**Objectif**
Prolongez la critique du roman de Beata Umubyeyi Mairesse en reprenant juste après sa dernière phrase.

**Texte fourni**
On devine, dès le deuxième chapitre situé en 2019, que ce souvenir est ressassé par une vieille dame, grande et un peu voûtée, que l’on nomme Astrida. Elle perd la mémoire et parle toute seule dans une langue que personne ne comprend. Elle est l’énigme du roman. On la rencontre sous le regard d’une autre femme, Ramata, une quinquagénaire d’origine sénégalaise, cadre d’une collectivité territoriale qui, après vingt-cinq ans de carrière, a démissionné à cause d’un « harcèlement burnout ». Elle s’est reconvertie dans l’art-thérapie et commence un stage à la résidence des Oiseaux. Le jour de son arrivée, la directrice oublie de lui présenter Astrida, avec seulement cette remarque : « Peut-être que tu arriveras à la comprendre toi, tiens ! Si ça se trouve elle parle ton dialecte. »
Nous sommes dans un EHPAD. Les deux personnages existent en parallèle, tout en se racontant des histoires. Ramata cherche à comprendre Astrida mais elle s’interroge surtout sur sa propre destinée ; tandis qu’Astrida laisse « son esprit divaguer dans les couches de la mémoire étonnamment vive de ses primes années », se parle à elle-même. Et le beau roman de Beata Umubyeyi Mairesse se construit à la manière d’un puzzle, sur une succession de monologues précisément datés – Consolée 1954, Astrida 2019, Ramata 2019. Ils sont reproduits côte à côte, un par chapitre, ne se répondant pas toujours, se répétant parfois.

**Données fournies**
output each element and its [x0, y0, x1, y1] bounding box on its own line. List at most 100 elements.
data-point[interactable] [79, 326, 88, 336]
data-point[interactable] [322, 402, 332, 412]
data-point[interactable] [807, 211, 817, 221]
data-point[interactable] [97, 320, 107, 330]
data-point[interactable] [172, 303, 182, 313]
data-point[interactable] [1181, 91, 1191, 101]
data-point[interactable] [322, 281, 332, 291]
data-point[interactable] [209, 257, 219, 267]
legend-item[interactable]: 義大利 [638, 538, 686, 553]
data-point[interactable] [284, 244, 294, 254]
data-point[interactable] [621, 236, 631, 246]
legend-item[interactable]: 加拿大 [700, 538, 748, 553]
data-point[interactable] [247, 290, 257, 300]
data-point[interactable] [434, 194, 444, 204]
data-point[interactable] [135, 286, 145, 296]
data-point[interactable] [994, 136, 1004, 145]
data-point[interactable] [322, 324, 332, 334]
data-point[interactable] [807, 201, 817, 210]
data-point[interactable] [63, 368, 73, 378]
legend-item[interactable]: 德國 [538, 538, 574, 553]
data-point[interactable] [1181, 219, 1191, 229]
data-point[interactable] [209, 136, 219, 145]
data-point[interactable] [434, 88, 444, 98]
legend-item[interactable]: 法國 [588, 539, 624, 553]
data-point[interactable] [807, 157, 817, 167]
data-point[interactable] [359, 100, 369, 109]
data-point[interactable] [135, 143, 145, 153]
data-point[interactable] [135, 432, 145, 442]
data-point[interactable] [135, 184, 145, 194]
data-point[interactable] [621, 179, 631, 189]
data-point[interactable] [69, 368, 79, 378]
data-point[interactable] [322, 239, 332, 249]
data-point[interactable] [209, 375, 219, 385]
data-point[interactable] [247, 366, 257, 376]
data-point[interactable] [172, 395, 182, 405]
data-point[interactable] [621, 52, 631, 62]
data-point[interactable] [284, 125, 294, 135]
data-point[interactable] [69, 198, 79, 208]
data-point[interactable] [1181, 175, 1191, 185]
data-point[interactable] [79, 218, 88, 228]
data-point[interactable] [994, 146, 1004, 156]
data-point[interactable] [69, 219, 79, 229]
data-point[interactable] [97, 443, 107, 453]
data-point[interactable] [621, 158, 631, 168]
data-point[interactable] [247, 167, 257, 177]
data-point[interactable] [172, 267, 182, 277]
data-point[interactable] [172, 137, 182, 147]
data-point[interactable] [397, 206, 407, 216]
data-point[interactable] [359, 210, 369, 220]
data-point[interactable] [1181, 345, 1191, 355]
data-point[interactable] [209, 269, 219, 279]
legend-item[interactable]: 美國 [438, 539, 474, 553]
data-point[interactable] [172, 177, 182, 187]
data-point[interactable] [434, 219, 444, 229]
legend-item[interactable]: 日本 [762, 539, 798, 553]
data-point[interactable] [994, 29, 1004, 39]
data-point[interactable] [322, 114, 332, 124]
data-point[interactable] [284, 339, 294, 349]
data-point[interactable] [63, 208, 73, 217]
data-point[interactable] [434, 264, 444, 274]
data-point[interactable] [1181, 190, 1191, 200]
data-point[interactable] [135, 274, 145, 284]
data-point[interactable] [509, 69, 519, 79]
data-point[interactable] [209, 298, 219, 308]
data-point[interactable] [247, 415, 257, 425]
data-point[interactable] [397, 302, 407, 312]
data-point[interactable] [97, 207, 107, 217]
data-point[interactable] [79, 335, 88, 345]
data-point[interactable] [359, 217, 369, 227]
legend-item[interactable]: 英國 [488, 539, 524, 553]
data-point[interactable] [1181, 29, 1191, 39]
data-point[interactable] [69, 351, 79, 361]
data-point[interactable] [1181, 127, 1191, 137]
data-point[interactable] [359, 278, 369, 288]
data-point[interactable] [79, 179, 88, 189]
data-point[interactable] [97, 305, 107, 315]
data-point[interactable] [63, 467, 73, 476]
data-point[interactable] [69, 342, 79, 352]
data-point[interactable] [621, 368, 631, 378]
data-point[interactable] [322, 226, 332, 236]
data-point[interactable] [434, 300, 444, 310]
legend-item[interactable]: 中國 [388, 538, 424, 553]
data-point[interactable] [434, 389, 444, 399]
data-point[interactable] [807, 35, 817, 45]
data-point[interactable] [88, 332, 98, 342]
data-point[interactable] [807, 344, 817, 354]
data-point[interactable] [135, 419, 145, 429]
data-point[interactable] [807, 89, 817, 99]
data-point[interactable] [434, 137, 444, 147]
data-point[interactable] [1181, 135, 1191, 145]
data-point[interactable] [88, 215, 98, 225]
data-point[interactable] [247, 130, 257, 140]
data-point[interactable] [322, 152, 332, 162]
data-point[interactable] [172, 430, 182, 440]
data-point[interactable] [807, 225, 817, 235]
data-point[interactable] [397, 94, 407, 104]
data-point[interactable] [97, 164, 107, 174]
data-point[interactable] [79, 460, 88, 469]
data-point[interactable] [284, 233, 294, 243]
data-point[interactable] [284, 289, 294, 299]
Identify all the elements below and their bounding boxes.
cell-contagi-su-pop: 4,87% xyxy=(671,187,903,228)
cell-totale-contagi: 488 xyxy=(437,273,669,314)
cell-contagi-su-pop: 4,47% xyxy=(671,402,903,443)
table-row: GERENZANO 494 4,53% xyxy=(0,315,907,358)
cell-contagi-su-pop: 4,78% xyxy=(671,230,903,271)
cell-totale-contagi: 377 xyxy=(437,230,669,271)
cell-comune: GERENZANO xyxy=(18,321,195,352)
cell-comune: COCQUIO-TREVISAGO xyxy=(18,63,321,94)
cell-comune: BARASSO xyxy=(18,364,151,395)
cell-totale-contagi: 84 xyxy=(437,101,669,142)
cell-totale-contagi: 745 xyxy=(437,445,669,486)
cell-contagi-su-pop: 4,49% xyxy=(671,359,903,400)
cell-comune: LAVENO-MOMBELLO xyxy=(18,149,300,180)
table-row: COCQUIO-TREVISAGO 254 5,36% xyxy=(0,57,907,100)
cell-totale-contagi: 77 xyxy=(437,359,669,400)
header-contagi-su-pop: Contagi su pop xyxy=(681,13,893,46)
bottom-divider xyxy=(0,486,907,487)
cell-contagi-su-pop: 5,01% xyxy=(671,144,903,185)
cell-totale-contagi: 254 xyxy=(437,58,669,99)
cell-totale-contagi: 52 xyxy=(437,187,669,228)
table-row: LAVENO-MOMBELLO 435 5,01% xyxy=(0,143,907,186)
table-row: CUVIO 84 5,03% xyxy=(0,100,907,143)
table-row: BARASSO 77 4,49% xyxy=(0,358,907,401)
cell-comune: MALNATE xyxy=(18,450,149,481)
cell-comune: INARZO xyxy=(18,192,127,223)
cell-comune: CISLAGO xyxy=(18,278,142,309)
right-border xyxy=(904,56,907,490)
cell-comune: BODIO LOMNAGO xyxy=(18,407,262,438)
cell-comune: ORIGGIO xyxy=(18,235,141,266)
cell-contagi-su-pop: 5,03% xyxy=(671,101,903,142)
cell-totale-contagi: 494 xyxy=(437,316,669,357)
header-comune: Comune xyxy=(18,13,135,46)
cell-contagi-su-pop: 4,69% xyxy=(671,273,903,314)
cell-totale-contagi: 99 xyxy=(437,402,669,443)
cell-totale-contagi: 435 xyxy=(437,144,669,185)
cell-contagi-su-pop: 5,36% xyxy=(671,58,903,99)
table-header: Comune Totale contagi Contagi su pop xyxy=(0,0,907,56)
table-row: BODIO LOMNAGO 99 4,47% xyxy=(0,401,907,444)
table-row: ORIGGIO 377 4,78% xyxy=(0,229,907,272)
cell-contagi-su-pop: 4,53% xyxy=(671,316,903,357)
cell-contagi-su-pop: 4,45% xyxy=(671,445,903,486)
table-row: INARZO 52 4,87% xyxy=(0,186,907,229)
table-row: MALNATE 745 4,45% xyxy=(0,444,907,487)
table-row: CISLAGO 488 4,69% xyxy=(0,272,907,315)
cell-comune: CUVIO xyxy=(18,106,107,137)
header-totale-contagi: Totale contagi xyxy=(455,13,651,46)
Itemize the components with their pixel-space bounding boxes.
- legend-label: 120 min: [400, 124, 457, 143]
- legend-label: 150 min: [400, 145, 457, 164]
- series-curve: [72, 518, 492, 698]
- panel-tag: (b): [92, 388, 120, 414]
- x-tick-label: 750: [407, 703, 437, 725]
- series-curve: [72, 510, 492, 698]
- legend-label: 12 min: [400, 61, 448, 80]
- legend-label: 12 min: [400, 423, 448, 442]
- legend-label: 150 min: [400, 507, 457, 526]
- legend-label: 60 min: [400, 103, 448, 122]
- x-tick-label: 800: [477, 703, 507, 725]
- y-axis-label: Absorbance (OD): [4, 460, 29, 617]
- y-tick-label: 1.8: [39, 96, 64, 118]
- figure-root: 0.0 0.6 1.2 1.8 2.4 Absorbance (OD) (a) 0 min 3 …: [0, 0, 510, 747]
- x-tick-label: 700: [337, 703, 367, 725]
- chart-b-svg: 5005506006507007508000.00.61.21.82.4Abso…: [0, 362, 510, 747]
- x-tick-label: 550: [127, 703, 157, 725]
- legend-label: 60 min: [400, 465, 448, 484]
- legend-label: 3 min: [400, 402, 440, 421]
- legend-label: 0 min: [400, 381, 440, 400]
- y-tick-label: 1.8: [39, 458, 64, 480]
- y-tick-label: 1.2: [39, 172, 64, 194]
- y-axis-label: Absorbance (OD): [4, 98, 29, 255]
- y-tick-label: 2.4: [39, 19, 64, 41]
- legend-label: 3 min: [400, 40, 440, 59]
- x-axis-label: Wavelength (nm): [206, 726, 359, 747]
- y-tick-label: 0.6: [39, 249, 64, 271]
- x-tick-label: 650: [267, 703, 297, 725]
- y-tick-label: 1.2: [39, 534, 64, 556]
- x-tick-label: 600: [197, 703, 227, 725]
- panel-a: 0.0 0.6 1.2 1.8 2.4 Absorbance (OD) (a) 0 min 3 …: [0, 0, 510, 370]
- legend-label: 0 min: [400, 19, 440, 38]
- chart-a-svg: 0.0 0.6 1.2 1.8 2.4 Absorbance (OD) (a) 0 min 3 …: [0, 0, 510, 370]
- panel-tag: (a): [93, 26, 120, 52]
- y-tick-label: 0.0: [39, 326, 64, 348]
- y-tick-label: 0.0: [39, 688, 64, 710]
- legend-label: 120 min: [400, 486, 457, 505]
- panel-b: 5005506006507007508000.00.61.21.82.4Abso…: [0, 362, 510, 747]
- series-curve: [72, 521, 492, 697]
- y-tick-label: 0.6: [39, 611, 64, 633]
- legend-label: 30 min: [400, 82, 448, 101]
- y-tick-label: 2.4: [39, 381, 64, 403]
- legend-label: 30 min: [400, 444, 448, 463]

**Réponse attendue**
L’énigme d’Astrida tient à la couleur de sa peau. C’est une femme « mulâtre », une « mulâtresse », une catégorie dont la définition est placée en exergue du roman. Son étymologie espagnole vient de « mulet », écrit le Larousse, un « hybride mâle, stérile, produit par l’accouplement d’un âne et d’une jument ». Ce qui en dit long sur son image. En 1954, Consolée « a entendu sa mère pleurer en disant à l’oncle : ’’Elle est de mon sang, de notre sang, pourquoi faut-il la leur donner ?’’ Et l’oncle a répondu de cette voix grave qui a parfois des accents de tonnerre : ’’Elle a leur sang blanc, l’enfant leur appartient plus qu’à nous, tu dois la rendre.’’ Consolée en a déduit qu’elle devait avoir, dans une partie insoupçonnée de son corps, une sève de misère qui faisait d’elle une plante humaine étrange et nocive ». Elle le sent dans le regard des autres, leurs considérations approximatives rapportées non sans ironie par l’écrivaine.
Concrètement, la petite Consolée a été « rendue », volée par les Blancs à sa mère. Dans les années 1950, à la veille de l’indépendance du Ruanda-Urundi (comme du Congo), l’État colonial, la Belgique, a rapatrié des centaines « d’enfants du péché », nés de relations hors mariage, plus ou moins consenties, entre hommes blancs et femmes noires. On les a rassemblés sur instruction administrative dans des « orphelinats » placés sous l’autorité de missions religieuses catholiques. Consolée a dû quitter « la colline », affectée à l’Institut pour enfants mulâtres de Save, le plus important. Ses racines arrachées, elle a appris une autre langue (toutes les leçons étaient en français, sauf les cours de religion) et acquis une « bonne éducation ». On a changé son nom. Lorsque, trois ans plus tard, sa mère parvient enfin à lui rendre visite, elles se reconnaissent à peine. Sa fille se prénomme dorénavant Astrida. « Tu es devenue une Blanche », lui dit la mère qui allaite une petite sœur noire. La rencontre est pénible. Astrida a perdu sa maison.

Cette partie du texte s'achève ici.